### WHAT TO DO:
Reproduce the listing line for line, starting at its first line and stopping after the line that contains "last-page-icon[interactable]: ▷| —".

(Annotations of layout elements)
● ● ● ●

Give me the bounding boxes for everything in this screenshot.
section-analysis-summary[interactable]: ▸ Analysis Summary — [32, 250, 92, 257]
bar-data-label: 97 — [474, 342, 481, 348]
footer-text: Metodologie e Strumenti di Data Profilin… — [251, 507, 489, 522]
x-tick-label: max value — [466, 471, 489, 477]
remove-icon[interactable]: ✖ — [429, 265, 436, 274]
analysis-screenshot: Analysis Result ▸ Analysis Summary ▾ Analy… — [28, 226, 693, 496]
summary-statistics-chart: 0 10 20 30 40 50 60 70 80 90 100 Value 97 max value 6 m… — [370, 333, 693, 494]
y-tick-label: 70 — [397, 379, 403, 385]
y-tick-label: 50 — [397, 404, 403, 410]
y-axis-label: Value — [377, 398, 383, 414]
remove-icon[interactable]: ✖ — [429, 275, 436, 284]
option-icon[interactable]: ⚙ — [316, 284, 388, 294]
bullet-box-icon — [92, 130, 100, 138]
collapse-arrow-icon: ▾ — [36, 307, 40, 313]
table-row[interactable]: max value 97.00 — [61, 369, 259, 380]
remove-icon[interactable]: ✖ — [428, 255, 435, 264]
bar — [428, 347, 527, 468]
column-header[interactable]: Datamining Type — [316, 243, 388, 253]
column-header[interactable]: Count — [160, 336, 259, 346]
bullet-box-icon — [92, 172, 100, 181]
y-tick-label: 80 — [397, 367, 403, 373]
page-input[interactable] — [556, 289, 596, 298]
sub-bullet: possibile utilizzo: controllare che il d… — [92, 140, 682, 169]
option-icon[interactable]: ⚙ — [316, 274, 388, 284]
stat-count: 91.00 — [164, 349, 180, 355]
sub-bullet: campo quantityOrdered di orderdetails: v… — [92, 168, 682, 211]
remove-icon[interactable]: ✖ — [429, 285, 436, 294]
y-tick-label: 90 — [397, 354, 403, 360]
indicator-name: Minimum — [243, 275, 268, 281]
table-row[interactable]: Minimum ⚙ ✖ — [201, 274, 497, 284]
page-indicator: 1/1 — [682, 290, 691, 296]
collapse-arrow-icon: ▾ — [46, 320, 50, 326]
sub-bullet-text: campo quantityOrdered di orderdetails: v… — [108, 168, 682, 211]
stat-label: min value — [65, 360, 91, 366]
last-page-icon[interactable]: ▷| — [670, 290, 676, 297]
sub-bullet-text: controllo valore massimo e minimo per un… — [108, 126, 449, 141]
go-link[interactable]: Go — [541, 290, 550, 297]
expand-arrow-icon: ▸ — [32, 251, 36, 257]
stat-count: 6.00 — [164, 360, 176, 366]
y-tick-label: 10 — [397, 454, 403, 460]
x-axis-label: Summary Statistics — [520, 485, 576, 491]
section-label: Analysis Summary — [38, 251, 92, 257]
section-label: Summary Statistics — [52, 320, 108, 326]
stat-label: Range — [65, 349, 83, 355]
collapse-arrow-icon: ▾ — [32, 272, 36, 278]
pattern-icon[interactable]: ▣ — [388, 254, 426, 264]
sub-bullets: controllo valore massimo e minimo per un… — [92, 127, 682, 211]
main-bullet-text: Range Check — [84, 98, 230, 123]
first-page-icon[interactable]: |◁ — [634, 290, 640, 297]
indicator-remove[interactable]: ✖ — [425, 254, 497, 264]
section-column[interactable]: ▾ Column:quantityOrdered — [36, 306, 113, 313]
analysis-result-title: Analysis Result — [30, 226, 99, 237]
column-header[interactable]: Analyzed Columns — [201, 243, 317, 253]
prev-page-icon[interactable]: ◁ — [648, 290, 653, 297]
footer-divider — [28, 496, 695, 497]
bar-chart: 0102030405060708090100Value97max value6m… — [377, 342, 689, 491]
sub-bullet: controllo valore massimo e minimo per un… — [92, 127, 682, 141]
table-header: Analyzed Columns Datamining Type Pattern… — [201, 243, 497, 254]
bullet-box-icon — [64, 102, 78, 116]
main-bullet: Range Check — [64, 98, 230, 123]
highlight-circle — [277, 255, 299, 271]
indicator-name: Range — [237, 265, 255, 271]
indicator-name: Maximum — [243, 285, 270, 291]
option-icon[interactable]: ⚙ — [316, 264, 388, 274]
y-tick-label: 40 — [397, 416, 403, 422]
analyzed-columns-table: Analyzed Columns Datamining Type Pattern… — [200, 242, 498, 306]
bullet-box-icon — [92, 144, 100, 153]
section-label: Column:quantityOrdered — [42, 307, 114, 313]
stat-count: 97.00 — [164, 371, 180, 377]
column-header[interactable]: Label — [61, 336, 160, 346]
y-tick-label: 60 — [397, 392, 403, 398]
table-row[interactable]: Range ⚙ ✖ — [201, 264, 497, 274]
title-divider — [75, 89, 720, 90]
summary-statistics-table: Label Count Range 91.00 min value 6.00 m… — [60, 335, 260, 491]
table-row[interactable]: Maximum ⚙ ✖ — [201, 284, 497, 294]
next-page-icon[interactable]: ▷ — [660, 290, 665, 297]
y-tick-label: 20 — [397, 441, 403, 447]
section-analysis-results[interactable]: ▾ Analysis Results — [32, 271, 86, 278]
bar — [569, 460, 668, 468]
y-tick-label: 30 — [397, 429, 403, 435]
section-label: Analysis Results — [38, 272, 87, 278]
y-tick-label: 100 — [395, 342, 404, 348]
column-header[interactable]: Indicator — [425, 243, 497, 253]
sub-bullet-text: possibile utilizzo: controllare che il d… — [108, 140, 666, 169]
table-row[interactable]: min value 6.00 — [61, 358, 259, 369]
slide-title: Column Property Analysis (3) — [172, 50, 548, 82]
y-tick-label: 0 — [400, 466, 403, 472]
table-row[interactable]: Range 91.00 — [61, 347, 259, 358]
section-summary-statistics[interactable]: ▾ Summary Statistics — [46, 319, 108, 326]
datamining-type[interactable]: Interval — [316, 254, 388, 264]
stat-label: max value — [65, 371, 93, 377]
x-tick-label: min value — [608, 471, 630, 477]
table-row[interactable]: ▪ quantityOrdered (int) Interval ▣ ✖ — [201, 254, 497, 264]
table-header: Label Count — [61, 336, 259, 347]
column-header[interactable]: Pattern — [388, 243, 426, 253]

● ● ● ●

### RIGHT ANSWER:
Give me the bounding boxes for everything in this screenshot.
section-analysis-summary[interactable]: ▸ Analysis Summary — [32, 250, 92, 257]
bar-data-label: 97 — [474, 342, 481, 348]
footer-text: Metodologie e Strumenti di Data Profilin… — [251, 507, 489, 522]
x-tick-label: max value — [466, 471, 489, 477]
remove-icon[interactable]: ✖ — [429, 265, 436, 274]
analysis-screenshot: Analysis Result ▸ Analysis Summary ▾ Analy… — [28, 226, 693, 496]
summary-statistics-chart: 0 10 20 30 40 50 60 70 80 90 100 Value 97 max value 6 m… — [370, 333, 693, 494]
y-tick-label: 70 — [397, 379, 403, 385]
y-tick-label: 50 — [397, 404, 403, 410]
y-axis-label: Value — [377, 398, 383, 414]
remove-icon[interactable]: ✖ — [429, 275, 436, 284]
option-icon[interactable]: ⚙ — [316, 284, 388, 294]
bullet-box-icon — [92, 130, 100, 138]
collapse-arrow-icon: ▾ — [36, 307, 40, 313]
table-row[interactable]: max value 97.00 — [61, 369, 259, 380]
remove-icon[interactable]: ✖ — [428, 255, 435, 264]
bar — [428, 347, 527, 468]
column-header[interactable]: Datamining Type — [316, 243, 388, 253]
column-header[interactable]: Count — [160, 336, 259, 346]
bullet-box-icon — [92, 172, 100, 181]
y-tick-label: 80 — [397, 367, 403, 373]
page-input[interactable] — [556, 289, 596, 298]
sub-bullet: possibile utilizzo: controllare che il d… — [92, 140, 682, 169]
option-icon[interactable]: ⚙ — [316, 274, 388, 284]
stat-count: 91.00 — [164, 349, 180, 355]
sub-bullet: campo quantityOrdered di orderdetails: v… — [92, 168, 682, 211]
remove-icon[interactable]: ✖ — [429, 285, 436, 294]
y-tick-label: 90 — [397, 354, 403, 360]
indicator-name: Minimum — [243, 275, 268, 281]
table-row[interactable]: Minimum ⚙ ✖ — [201, 274, 497, 284]
page-indicator: 1/1 — [682, 290, 691, 296]
collapse-arrow-icon: ▾ — [46, 320, 50, 326]
sub-bullet-text: campo quantityOrdered di orderdetails: v… — [108, 168, 682, 211]
stat-label: min value — [65, 360, 91, 366]
last-page-icon[interactable]: ▷| — [670, 290, 676, 297]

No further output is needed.